**Challenge:** Extract all lines from the data beneath that include the word "OAuth".
----- Listed entries
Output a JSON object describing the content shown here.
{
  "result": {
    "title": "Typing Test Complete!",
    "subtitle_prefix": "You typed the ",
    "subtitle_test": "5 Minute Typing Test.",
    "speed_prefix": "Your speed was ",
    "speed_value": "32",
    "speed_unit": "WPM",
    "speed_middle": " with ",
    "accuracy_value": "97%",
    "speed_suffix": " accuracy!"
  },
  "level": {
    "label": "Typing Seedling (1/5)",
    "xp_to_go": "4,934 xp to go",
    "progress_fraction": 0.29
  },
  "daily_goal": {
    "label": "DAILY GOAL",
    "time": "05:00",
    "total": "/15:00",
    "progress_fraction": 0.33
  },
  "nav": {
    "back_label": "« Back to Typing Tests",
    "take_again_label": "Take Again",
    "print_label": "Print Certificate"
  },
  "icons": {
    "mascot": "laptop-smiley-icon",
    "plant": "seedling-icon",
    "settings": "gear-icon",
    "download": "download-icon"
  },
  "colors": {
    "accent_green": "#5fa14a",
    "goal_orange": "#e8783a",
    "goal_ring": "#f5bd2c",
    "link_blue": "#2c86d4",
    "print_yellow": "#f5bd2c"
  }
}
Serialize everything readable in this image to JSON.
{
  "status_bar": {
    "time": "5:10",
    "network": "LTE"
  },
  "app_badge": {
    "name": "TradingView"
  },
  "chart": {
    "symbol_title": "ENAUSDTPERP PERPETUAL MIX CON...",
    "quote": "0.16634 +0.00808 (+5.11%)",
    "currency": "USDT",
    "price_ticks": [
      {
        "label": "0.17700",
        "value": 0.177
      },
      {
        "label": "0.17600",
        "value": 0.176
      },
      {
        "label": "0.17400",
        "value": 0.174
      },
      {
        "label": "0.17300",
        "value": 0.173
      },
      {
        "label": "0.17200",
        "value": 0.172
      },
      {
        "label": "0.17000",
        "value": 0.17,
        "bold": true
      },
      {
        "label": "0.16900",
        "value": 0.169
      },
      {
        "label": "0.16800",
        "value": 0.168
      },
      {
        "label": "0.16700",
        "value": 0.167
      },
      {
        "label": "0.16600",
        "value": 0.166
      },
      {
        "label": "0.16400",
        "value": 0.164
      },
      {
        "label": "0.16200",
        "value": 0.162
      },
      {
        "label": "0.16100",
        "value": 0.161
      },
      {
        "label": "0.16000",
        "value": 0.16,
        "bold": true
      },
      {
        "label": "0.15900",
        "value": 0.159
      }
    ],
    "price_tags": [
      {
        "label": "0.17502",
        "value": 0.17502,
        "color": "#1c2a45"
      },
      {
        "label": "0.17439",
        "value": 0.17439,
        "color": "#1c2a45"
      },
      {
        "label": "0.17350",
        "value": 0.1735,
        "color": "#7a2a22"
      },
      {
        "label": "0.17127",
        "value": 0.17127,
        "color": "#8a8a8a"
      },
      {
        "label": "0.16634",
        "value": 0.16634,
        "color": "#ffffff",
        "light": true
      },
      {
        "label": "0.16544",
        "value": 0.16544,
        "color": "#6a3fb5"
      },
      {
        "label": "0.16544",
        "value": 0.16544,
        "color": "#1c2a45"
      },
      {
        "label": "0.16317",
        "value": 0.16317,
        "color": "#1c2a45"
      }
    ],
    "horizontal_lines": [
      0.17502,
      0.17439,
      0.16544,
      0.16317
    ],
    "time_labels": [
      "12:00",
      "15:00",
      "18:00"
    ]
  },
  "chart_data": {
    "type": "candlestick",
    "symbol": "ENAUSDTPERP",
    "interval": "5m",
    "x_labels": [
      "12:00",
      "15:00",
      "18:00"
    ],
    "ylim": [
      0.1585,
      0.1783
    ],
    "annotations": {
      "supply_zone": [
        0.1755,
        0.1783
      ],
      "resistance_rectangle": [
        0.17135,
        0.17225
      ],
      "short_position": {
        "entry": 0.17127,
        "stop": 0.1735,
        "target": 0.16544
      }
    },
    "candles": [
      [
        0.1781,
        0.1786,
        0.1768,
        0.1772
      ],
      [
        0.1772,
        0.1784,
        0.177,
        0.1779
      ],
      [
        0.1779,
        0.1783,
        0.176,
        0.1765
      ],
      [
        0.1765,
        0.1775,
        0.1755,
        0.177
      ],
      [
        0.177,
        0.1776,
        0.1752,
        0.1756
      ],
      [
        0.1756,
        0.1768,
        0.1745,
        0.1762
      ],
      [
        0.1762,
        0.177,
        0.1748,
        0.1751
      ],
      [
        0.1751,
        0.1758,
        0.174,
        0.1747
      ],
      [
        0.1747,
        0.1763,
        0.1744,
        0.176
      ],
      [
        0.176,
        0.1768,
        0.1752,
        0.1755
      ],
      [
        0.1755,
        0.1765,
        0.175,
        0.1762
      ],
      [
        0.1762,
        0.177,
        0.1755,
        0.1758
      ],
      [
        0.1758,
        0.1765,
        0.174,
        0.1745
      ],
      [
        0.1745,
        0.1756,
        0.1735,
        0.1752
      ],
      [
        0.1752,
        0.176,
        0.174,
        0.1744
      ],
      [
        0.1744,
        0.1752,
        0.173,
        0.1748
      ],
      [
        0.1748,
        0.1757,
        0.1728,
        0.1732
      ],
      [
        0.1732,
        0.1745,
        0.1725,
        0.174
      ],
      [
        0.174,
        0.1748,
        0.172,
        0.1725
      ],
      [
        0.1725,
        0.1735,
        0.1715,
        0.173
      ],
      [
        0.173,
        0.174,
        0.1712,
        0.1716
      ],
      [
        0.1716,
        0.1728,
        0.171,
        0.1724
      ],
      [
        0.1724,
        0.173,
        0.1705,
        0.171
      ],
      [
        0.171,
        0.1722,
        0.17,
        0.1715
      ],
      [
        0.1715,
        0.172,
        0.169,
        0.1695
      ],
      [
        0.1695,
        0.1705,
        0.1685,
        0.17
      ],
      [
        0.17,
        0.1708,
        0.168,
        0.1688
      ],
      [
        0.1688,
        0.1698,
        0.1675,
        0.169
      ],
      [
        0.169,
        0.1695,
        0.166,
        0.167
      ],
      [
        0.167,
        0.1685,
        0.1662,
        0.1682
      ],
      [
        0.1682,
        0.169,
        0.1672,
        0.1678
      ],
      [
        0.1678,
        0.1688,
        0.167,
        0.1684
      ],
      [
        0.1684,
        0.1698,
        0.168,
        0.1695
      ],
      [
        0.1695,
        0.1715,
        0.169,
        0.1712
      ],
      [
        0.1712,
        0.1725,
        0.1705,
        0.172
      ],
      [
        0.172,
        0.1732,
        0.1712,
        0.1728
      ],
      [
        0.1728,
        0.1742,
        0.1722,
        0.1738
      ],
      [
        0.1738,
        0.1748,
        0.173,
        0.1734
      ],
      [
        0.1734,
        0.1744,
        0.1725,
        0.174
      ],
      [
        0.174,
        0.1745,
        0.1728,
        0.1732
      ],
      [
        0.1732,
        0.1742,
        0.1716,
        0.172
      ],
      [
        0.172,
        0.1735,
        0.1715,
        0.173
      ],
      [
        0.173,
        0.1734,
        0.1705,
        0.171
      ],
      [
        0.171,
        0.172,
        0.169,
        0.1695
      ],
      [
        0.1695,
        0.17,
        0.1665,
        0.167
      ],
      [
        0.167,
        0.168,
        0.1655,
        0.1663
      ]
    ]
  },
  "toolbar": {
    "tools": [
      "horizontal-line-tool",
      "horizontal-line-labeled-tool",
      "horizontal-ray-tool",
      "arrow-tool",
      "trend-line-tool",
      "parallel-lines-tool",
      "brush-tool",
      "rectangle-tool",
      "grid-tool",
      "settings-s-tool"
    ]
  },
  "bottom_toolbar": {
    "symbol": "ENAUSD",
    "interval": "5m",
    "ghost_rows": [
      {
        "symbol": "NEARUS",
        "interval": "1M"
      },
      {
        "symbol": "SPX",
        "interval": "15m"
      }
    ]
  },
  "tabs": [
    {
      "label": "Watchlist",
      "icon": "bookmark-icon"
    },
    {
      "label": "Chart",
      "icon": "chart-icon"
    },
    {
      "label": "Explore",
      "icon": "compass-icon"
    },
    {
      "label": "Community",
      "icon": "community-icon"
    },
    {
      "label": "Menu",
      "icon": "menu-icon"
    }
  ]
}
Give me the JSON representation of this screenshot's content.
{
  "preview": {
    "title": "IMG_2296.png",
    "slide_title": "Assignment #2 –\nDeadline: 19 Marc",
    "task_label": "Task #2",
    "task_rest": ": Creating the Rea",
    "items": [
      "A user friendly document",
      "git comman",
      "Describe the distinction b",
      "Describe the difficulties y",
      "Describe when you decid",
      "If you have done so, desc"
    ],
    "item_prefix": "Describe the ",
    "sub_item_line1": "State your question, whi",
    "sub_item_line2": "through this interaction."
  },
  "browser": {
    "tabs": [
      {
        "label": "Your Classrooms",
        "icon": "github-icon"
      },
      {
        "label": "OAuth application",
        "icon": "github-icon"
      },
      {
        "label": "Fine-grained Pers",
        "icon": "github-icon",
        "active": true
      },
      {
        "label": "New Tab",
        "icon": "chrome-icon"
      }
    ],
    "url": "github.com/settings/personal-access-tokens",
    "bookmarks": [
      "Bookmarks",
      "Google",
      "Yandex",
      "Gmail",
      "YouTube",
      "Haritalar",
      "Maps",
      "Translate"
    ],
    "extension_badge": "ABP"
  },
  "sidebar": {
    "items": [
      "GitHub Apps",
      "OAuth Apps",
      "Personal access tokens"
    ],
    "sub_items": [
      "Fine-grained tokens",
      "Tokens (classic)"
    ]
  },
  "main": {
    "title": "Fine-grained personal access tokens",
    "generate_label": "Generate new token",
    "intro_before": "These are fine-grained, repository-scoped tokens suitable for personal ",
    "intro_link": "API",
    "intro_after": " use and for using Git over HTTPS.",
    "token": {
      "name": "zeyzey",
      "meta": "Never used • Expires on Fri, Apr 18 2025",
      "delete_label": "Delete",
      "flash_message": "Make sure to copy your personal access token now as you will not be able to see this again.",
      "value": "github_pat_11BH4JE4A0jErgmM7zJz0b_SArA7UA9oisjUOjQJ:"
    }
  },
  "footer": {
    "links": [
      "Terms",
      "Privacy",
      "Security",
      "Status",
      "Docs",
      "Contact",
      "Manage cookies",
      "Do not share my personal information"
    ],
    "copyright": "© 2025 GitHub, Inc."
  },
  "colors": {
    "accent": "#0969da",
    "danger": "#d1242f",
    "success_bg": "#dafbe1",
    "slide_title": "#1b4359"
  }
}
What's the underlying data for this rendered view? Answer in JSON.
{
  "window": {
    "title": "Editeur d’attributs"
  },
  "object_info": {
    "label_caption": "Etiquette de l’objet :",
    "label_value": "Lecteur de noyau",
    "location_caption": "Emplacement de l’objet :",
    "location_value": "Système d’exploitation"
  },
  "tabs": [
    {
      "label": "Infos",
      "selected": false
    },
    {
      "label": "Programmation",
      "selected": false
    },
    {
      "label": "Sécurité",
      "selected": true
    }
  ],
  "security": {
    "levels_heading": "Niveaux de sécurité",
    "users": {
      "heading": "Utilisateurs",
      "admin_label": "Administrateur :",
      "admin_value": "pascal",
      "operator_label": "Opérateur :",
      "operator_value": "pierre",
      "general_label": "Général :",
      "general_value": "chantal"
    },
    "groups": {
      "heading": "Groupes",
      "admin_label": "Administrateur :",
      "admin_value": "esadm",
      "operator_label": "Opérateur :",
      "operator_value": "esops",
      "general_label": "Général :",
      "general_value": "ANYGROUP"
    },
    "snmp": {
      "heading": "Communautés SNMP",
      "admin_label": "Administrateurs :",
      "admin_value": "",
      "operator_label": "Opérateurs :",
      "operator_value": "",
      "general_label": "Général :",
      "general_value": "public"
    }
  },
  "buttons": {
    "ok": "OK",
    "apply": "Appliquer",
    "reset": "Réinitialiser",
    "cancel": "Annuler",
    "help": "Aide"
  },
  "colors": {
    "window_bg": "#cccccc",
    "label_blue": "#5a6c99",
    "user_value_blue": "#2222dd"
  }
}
----------
**Exercise answer:**
        "label": "OAuth application",
      "OAuth Apps",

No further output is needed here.